◆ **SUPPLIED INFORMATION**:

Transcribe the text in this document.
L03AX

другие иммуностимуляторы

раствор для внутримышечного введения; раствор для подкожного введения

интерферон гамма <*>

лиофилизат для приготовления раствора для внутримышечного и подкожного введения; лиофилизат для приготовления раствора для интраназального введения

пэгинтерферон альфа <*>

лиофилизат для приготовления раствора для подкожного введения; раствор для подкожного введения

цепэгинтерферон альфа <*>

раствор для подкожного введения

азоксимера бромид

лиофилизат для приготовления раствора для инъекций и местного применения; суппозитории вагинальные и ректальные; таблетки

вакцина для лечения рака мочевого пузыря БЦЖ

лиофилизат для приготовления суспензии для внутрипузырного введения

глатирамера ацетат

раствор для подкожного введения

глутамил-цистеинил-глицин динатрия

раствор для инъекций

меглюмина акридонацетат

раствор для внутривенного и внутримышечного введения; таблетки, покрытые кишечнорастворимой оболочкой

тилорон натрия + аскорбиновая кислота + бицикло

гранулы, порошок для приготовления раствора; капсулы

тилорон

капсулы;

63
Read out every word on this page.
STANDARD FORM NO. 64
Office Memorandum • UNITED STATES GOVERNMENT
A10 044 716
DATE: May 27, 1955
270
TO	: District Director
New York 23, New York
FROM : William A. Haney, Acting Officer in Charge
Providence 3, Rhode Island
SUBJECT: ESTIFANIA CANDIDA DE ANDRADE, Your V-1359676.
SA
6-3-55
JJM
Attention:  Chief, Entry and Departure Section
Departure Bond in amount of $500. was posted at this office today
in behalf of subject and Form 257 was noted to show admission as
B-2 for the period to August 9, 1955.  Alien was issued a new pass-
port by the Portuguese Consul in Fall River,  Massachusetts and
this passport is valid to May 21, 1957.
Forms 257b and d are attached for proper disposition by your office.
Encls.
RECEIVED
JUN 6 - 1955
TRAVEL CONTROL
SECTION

...

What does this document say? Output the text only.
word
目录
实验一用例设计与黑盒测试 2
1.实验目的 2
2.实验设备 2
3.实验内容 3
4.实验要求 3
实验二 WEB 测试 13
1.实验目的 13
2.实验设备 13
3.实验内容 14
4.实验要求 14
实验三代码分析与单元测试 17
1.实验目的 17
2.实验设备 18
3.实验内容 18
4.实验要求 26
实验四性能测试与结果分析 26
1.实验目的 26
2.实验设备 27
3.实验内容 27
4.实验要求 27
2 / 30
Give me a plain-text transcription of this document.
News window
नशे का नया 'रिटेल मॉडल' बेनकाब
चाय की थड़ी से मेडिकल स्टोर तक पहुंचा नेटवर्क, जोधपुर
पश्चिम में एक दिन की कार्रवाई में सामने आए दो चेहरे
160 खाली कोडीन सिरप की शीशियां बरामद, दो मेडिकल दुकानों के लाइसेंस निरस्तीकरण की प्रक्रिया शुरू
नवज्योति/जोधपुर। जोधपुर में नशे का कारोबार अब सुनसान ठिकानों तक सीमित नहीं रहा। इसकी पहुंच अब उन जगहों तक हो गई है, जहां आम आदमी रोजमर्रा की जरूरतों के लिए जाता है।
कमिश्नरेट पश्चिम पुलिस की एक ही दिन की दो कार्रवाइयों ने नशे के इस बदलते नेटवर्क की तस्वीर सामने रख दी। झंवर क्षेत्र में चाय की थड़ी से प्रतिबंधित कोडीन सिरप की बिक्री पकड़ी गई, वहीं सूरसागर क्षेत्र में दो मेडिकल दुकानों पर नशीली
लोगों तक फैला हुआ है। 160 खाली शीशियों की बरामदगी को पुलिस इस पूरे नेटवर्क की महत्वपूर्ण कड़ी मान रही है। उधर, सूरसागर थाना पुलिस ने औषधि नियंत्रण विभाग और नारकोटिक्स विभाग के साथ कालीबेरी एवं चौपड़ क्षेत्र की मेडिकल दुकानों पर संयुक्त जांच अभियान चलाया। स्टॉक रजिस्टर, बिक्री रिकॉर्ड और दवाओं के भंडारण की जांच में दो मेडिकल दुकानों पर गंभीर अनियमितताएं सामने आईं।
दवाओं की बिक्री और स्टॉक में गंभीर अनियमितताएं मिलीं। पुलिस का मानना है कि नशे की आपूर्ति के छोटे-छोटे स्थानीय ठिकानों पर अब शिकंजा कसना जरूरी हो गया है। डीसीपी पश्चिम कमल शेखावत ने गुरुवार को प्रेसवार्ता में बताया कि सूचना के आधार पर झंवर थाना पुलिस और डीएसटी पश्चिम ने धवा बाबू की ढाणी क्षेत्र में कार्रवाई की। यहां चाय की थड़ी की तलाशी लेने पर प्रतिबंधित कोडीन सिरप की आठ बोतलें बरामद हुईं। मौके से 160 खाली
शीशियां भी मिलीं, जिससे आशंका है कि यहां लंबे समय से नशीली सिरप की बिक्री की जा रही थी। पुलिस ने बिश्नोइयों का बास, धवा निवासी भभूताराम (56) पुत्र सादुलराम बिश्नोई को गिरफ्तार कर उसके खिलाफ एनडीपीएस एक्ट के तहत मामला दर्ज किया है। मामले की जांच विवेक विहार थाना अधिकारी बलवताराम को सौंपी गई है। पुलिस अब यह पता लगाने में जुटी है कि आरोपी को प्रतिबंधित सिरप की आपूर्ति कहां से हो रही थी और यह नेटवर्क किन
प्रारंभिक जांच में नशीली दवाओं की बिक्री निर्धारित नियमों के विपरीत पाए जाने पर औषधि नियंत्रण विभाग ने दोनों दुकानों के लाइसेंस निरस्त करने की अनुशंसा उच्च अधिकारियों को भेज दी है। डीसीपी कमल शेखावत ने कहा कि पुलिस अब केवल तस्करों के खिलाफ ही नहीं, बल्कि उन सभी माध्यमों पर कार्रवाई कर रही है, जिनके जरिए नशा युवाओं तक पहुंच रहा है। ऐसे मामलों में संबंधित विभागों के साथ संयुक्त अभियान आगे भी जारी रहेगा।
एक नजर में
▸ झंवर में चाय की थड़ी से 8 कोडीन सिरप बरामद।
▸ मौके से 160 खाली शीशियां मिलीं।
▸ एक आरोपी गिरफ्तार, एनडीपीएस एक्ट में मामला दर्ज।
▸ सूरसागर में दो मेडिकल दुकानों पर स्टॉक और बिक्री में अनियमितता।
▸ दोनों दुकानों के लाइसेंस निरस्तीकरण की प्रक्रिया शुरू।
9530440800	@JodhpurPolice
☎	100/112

◆ **GOAL**:
Copy every line of the data that holds the string "альфа".

◆ **TASK RESPONSE**:
пэгинтерферон альфа <*>
цепэгинтерферон альфа <*>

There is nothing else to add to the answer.